§ **Task brief**
Keep the pictures out and restate every record exactly.

================================

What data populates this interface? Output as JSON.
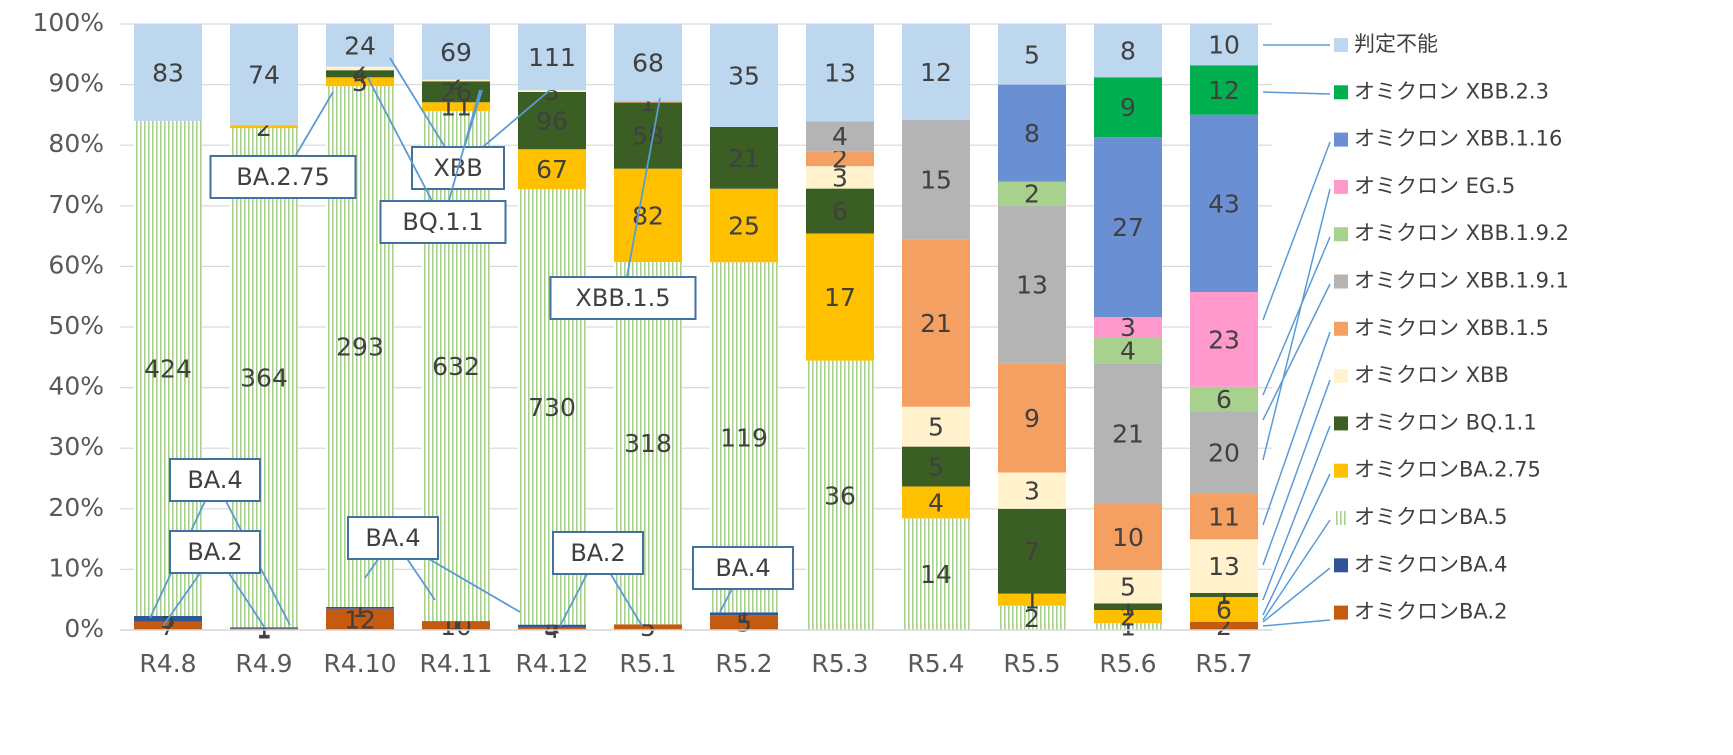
{
  "chart_data": {
    "type": "bar",
    "stacking": "percent",
    "categories": [
      "R4.8",
      "R4.9",
      "R4.10",
      "R4.11",
      "R4.12",
      "R5.1",
      "R5.2",
      "R5.3",
      "R5.4",
      "R5.5",
      "R5.6",
      "R5.7"
    ],
    "series": [
      {
        "name": "オミクロンBA.2",
        "color": "#c55a11",
        "values": [
          7,
          1,
          12,
          10,
          4,
          5,
          5,
          null,
          null,
          null,
          null,
          2
        ]
      },
      {
        "name": "オミクロンBA.4",
        "color": "#2f5597",
        "values": [
          5,
          1,
          1,
          1,
          5,
          null,
          1,
          null,
          null,
          null,
          null,
          null
        ]
      },
      {
        "name": "オミクロンBA.5",
        "color": "#a9d18e",
        "pattern": "vertical-stripes",
        "values": [
          424,
          364,
          293,
          632,
          730,
          318,
          119,
          36,
          14,
          2,
          1,
          null
        ]
      },
      {
        "name": "オミクロンBA.2.75",
        "color": "#ffc000",
        "values": [
          null,
          2,
          5,
          11,
          67,
          82,
          25,
          17,
          4,
          1,
          2,
          6
        ]
      },
      {
        "name": "オミクロン BQ.1.1",
        "color": "#3b5e24",
        "values": [
          null,
          null,
          4,
          26,
          96,
          58,
          21,
          6,
          5,
          7,
          1,
          1
        ]
      },
      {
        "name": "オミクロン XBB",
        "color": "#fff2cc",
        "values": [
          null,
          null,
          2,
          2,
          3,
          null,
          null,
          3,
          5,
          3,
          5,
          13
        ]
      },
      {
        "name": "オミクロン XBB.1.5",
        "color": "#f4a062",
        "values": [
          null,
          null,
          null,
          null,
          null,
          1,
          null,
          2,
          21,
          9,
          10,
          11
        ]
      },
      {
        "name": "オミクロン XBB.1.9.1",
        "color": "#b4b4b4",
        "values": [
          null,
          null,
          null,
          null,
          null,
          null,
          null,
          4,
          15,
          13,
          21,
          20
        ]
      },
      {
        "name": "オミクロン XBB.1.9.2",
        "color": "#a9d18e",
        "values": [
          null,
          null,
          null,
          null,
          null,
          null,
          null,
          null,
          null,
          2,
          4,
          6
        ]
      },
      {
        "name": "オミクロン EG.5",
        "color": "#ff99cc",
        "values": [
          null,
          null,
          null,
          null,
          null,
          null,
          null,
          null,
          null,
          null,
          3,
          23
        ]
      },
      {
        "name": "オミクロン XBB.1.16",
        "color": "#6a8fd2",
        "values": [
          null,
          null,
          null,
          null,
          null,
          null,
          null,
          null,
          null,
          8,
          27,
          43
        ]
      },
      {
        "name": "オミクロン XBB.2.3",
        "color": "#00b050",
        "values": [
          null,
          null,
          null,
          null,
          null,
          null,
          null,
          null,
          null,
          null,
          9,
          12
        ]
      },
      {
        "name": "判定不能",
        "color": "#bdd7ee",
        "values": [
          83,
          74,
          24,
          69,
          111,
          68,
          35,
          13,
          12,
          5,
          8,
          10
        ]
      }
    ],
    "ylim": [
      0,
      100
    ],
    "yticks": [
      {
        "value": 0,
        "label": "0%"
      },
      {
        "value": 10,
        "label": "10%"
      },
      {
        "value": 20,
        "label": "20%"
      },
      {
        "value": 30,
        "label": "30%"
      },
      {
        "value": 40,
        "label": "40%"
      },
      {
        "value": 50,
        "label": "50%"
      },
      {
        "value": 60,
        "label": "60%"
      },
      {
        "value": 70,
        "label": "70%"
      },
      {
        "value": 80,
        "label": "80%"
      },
      {
        "value": 90,
        "label": "90%"
      },
      {
        "value": 100,
        "label": "100%"
      }
    ],
    "grid": true,
    "legend": "right",
    "annotations": [
      "BA.4",
      "BA.2",
      "BA.2.75",
      "XBB",
      "BQ.1.1",
      "XBB.1.5",
      "BA.4",
      "BA.2",
      "BA.4"
    ]
  }
}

================================

§ **Output**
What data populates this interface? Output as JSON.
{
  "chart_data": {
    "type": "bar",
    "stacking": "percent",
    "categories": [
      "R4.8",
      "R4.9",
      "R4.10",
      "R4.11",
      "R4.12",
      "R5.1",
      "R5.2",
      "R5.3",
      "R5.4",
      "R5.5",
      "R5.6",
      "R5.7"
    ],
    "series": [
      {
        "name": "オミクロンBA.2",
        "color": "#c55a11",
        "values": [
          7,
          1,
          12,
          10,
          4,
          5,
          5,
          null,
          null,
          null,
          null,
          2
        ]
      },
      {
        "name": "オミクロンBA.4",
        "color": "#2f5597",
        "values": [
          5,
          1,
          1,
          1,
          5,
          null,
          1,
          null,
          null,
          null,
          null,
          null
        ]
      },
      {
        "name": "オミクロンBA.5",
        "color": "#a9d18e",
        "pattern": "vertical-stripes",
        "values": [
          424,
          364,
          293,
          632,
          730,
          318,
          119,
          36,
          14,
          2,
          1,
          null
        ]
      },
      {
        "name": "オミクロンBA.2.75",
        "color": "#ffc000",
        "values": [
          null,
          2,
          5,
          11,
          67,
          82,
          25,
          17,
          4,
          1,
          2,
          6
        ]
      },
      {
        "name": "オミクロン BQ.1.1",
        "color": "#3b5e24",
        "values": [
          null,
          null,
          4,
          26,
          96,
          58,
          21,
          6,
          5,
          7,
          1,
          1
        ]
      },
      {
        "name": "オミクロン XBB",
        "color": "#fff2cc",
        "values": [
          null,
          null,
          2,
          2,
          3,
          null,
          null,
          3,
          5,
          3,
          5,
          13
        ]
      },
      {
        "name": "オミクロン XBB.1.5",
        "color": "#f4a062",
        "values": [
          null,
          null,
          null,
          null,
          null,
          1,
          null,
          2,
          21,
          9,
          10,
          11
        ]
      },
      {
        "name": "オミクロン XBB.1.9.1",
        "color": "#b4b4b4",
        "values": [
          null,
          null,
          null,
          null,
          null,
          null,
          null,
          4,
          15,
          13,
          21,
          20
        ]
      },
      {
        "name": "オミクロン XBB.1.9.2",
        "color": "#a9d18e",
        "values": [
          null,
          null,
          null,
          null,
          null,
          null,
          null,
          null,
          null,
          2,
          4,
          6
        ]
      },
      {
        "name": "オミクロン EG.5",
        "color": "#ff99cc",
        "values": [
          null,
          null,
          null,
          null,
          null,
          null,
          null,
          null,
          null,
          null,
          3,
          23
        ]
      },
      {
        "name": "オミクロン XBB.1.16",
        "color": "#6a8fd2",
        "values": [
          null,
          null,
          null,
          null,
          null,
          null,
          null,
          null,
          null,
          8,
          27,
          43
        ]
      },
      {
        "name": "オミクロン XBB.2.3",
        "color": "#00b050",
        "values": [
          null,
          null,
          null,
          null,
          null,
          null,
          null,
          null,
          null,
          null,
          9,
          12
        ]
      },
      {
        "name": "判定不能",
        "color": "#bdd7ee",
        "values": [
          83,
          74,
          24,
          69,
          111,
          68,
          35,
          13,
          12,
          5,
          8,
          10
        ]
      }
    ],
    "ylim": [
      0,
      100
    ],
    "yticks": [
      {
        "value": 0,
        "label": "0%"
      },
      {
        "value": 10,
        "label": "10%"
      },
      {
        "value": 20,
        "label": "20%"
      },
      {
        "value": 30,
        "label": "30%"
      },
      {
        "value": 40,
        "label": "40%"
      },
      {
        "value": 50,
        "label": "50%"
      },
      {
        "value": 60,
        "label": "60%"
      },
      {
        "value": 70,
        "label": "70%"
      },
      {
        "value": 80,
        "label": "80%"
      },
      {
        "value": 90,
        "label": "90%"
      },
      {
        "value": 100,
        "label": "100%"
      }
    ],
    "grid": true,
    "legend": "right",
    "annotations": [
      "BA.4",
      "BA.2",
      "BA.2.75",
      "XBB",
      "BQ.1.1",
      "XBB.1.5",
      "BA.4",
      "BA.2",
      "BA.4"
    ]
  }
}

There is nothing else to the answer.